**Exercise directions:** Return all lines below containing the word "JSON".

**Extracted information:**
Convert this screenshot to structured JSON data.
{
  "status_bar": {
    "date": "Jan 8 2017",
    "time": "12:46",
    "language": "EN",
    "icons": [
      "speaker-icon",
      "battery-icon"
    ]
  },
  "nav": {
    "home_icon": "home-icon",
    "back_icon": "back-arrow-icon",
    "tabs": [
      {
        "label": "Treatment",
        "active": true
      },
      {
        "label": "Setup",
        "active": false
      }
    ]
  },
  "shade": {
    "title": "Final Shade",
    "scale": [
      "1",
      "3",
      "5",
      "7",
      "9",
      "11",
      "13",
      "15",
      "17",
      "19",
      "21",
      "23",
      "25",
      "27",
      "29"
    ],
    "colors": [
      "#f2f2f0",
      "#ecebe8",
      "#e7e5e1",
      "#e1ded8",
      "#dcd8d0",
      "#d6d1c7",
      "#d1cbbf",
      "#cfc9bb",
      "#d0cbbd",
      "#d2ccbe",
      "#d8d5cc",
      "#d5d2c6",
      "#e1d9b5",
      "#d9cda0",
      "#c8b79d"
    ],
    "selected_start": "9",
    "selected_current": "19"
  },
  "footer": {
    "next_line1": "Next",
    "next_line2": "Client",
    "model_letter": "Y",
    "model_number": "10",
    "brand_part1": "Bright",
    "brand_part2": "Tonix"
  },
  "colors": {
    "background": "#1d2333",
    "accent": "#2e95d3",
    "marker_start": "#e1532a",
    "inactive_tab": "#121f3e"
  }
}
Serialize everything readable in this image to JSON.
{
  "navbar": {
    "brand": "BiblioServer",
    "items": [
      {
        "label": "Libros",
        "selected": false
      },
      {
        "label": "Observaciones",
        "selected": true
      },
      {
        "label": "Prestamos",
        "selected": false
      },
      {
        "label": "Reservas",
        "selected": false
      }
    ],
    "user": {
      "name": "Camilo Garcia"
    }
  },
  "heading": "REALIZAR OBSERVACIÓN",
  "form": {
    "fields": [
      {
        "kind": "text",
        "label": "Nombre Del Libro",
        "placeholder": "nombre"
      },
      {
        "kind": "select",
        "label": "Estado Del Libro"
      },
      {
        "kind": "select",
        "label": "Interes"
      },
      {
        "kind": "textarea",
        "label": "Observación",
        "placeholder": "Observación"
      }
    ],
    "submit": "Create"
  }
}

**Written answer:**
Convert this screenshot to structured JSON data.
Serialize everything readable in this image to JSON.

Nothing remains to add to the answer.